-- Start Task inputs --

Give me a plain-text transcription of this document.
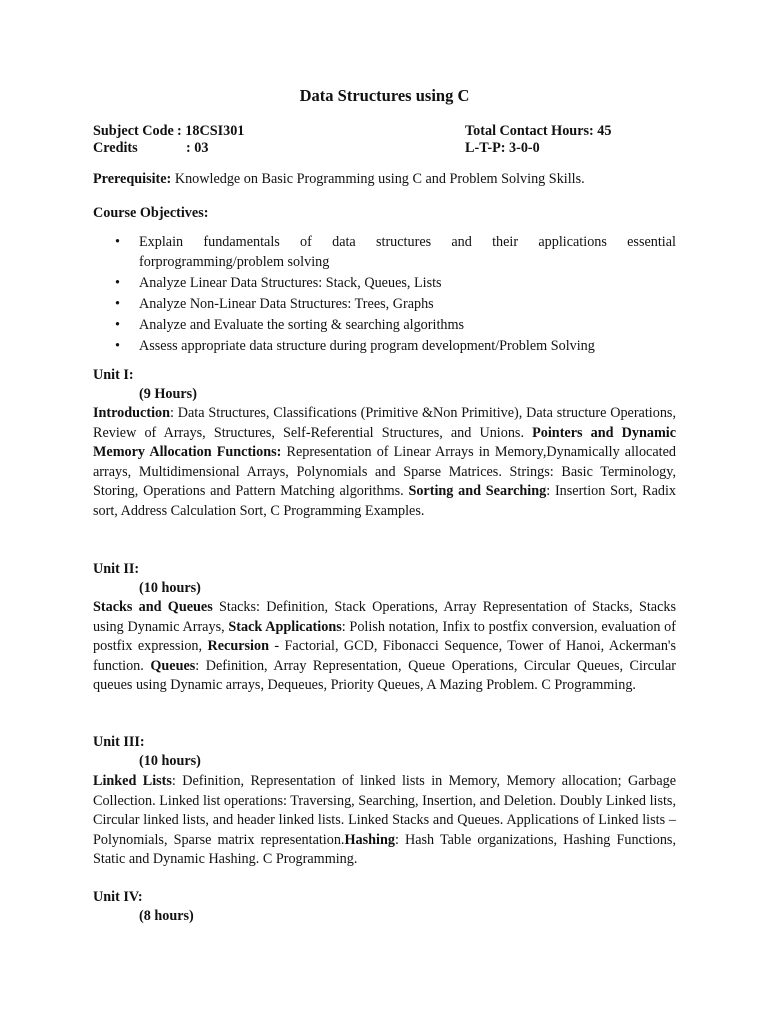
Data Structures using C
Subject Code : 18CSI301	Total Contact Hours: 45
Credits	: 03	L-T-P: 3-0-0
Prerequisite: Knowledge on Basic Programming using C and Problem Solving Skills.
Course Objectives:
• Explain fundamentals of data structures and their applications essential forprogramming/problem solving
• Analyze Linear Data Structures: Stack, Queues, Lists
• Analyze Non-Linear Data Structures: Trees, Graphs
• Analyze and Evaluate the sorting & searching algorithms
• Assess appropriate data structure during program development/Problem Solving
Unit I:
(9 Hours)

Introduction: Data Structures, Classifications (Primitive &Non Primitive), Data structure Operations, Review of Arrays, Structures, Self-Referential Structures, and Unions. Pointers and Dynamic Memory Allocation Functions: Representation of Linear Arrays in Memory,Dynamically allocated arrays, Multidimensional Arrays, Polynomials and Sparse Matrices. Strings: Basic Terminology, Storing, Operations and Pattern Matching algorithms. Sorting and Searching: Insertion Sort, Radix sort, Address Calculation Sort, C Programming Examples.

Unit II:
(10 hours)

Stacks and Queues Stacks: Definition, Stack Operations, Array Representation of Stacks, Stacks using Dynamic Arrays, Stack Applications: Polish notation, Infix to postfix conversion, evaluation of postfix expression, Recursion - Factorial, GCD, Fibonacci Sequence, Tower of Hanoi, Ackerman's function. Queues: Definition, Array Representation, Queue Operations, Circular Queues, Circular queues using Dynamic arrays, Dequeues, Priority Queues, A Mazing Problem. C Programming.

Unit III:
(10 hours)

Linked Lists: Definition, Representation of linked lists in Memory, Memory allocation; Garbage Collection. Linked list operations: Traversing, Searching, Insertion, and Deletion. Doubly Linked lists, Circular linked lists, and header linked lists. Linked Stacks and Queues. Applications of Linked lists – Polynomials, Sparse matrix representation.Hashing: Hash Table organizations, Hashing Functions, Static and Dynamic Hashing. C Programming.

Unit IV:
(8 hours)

-- End Task inputs --

◆ Stated goal: Your copy of the data above should match it exactly, except that pictures are left out.

◆ Solution to this exercise:
Give me a plain-text transcription of this document.
Data Structures using C
Subject Code : 18CSI301	Total Contact Hours: 45
Credits	: 03	L-T-P: 3-0-0
Prerequisite: Knowledge on Basic Programming using C and Problem Solving Skills.
Course Objectives:
• Explain fundamentals of data structures and their applications essential forprogramming/problem solving
• Analyze Linear Data Structures: Stack, Queues, Lists
• Analyze Non-Linear Data Structures: Trees, Graphs
• Analyze and Evaluate the sorting & searching algorithms
• Assess appropriate data structure during program development/Problem Solving
Unit I:
(9 Hours)

Introduction: Data Structures, Classifications (Primitive &Non Primitive), Data structure Operations, Review of Arrays, Structures, Self-Referential Structures, and Unions. Pointers and Dynamic Memory Allocation Functions: Representation of Linear Arrays in Memory,Dynamically allocated arrays, Multidimensional Arrays, Polynomials and Sparse Matrices. Strings: Basic Terminology, Storing, Operations and Pattern Matching algorithms. Sorting and Searching: Insertion Sort, Radix sort, Address Calculation Sort, C Programming Examples.

Unit II:
(10 hours)

Stacks and Queues Stacks: Definition, Stack Operations, Array Representation of Stacks, Stacks using Dynamic Arrays, Stack Applications: Polish notation, Infix to postfix conversion, evaluation of postfix expression, Recursion - Factorial, GCD, Fibonacci Sequence, Tower of Hanoi, Ackerman's function. Queues: Definition, Array Representation, Queue Operations, Circular Queues, Circular queues using Dynamic arrays, Dequeues, Priority Queues, A Mazing Problem. C Programming.

Unit III:
(10 hours)

Linked Lists: Definition, Representation of linked lists in Memory, Memory allocation; Garbage Collection. Linked list operations: Traversing, Searching, Insertion, and Deletion. Doubly Linked lists, Circular linked lists, and header linked lists. Linked Stacks and Queues. Applications of Linked lists – Polynomials, Sparse matrix representation.Hashing: Hash Table organizations, Hashing Functions, Static and Dynamic Hashing. C Programming.

Unit IV:
(8 hours)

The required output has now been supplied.